**GIVEN TASK:** Below are some records; return each one exactly.

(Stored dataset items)
☆ ☆ ☆ ☆
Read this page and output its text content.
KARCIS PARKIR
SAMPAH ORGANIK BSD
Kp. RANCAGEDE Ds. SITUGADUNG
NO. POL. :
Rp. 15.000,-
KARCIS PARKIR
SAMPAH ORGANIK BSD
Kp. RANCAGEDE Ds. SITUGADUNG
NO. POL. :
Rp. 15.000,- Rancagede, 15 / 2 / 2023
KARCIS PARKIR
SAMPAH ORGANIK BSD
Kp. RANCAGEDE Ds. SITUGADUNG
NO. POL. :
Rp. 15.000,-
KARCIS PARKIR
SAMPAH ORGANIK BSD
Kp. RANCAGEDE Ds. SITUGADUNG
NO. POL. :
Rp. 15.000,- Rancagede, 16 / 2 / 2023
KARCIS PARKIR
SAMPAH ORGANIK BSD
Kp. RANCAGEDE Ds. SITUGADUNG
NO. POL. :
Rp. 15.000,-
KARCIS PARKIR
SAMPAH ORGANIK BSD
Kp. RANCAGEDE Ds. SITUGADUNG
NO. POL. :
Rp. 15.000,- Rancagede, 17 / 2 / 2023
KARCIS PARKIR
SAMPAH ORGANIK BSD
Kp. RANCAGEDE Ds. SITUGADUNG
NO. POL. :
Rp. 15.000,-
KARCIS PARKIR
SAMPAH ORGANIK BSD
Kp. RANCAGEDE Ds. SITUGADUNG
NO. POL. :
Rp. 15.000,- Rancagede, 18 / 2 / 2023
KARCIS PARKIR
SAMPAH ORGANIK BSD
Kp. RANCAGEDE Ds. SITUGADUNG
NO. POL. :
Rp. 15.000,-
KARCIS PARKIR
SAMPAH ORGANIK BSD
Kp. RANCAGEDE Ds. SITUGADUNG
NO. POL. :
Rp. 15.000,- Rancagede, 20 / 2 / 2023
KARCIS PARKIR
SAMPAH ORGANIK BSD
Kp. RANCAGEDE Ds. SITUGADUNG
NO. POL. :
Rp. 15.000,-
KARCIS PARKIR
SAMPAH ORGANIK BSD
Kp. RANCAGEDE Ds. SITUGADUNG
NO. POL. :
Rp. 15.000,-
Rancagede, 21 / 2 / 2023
☆ ☆ ☆ ☆
**EXERCISE RESPONSE:**
Read this page and output its text content.
KARCIS PARKIR
SAMPAH ORGANIK BSD
Kp. RANCAGEDE Ds. SITUGADUNG
NO. POL. :
Rp. 15.000,-
KARCIS PARKIR
SAMPAH ORGANIK BSD
Kp. RANCAGEDE Ds. SITUGADUNG
NO. POL. :
Rp. 15.000,- Rancagede, 15 / 2 / 2023
KARCIS PARKIR
SAMPAH ORGANIK BSD
Kp. RANCAGEDE Ds. SITUGADUNG
NO. POL. :
Rp. 15.000,-
KARCIS PARKIR
SAMPAH ORGANIK BSD
Kp. RANCAGEDE Ds. SITUGADUNG
NO. POL. :
Rp. 15.000,- Rancagede, 16 / 2 / 2023
KARCIS PARKIR
SAMPAH ORGANIK BSD
Kp. RANCAGEDE Ds. SITUGADUNG
NO. POL. :
Rp. 15.000,-
KARCIS PARKIR
SAMPAH ORGANIK BSD
Kp. RANCAGEDE Ds. SITUGADUNG
NO. POL. :
Rp. 15.000,- Rancagede, 17 / 2 / 2023
KARCIS PARKIR
SAMPAH ORGANIK BSD
Kp. RANCAGEDE Ds. SITUGADUNG
NO. POL. :
Rp. 15.000,-
KARCIS PARKIR
SAMPAH ORGANIK BSD
Kp. RANCAGEDE Ds. SITUGADUNG
NO. POL. :
Rp. 15.000,- Rancagede, 18 / 2 / 2023
KARCIS PARKIR
SAMPAH ORGANIK BSD
Kp. RANCAGEDE Ds. SITUGADUNG
NO. POL. :
Rp. 15.000,-
KARCIS PARKIR
SAMPAH ORGANIK BSD
Kp. RANCAGEDE Ds. SITUGADUNG
NO. POL. :
Rp. 15.000,- Rancagede, 20 / 2 / 2023
KARCIS PARKIR
SAMPAH ORGANIK BSD
Kp. RANCAGEDE Ds. SITUGADUNG
NO. POL. :
Rp. 15.000,-
KARCIS PARKIR
SAMPAH ORGANIK BSD
Kp. RANCAGEDE Ds. SITUGADUNG
NO. POL. :
Rp. 15.000,-
Rancagede, 21 / 2 / 2023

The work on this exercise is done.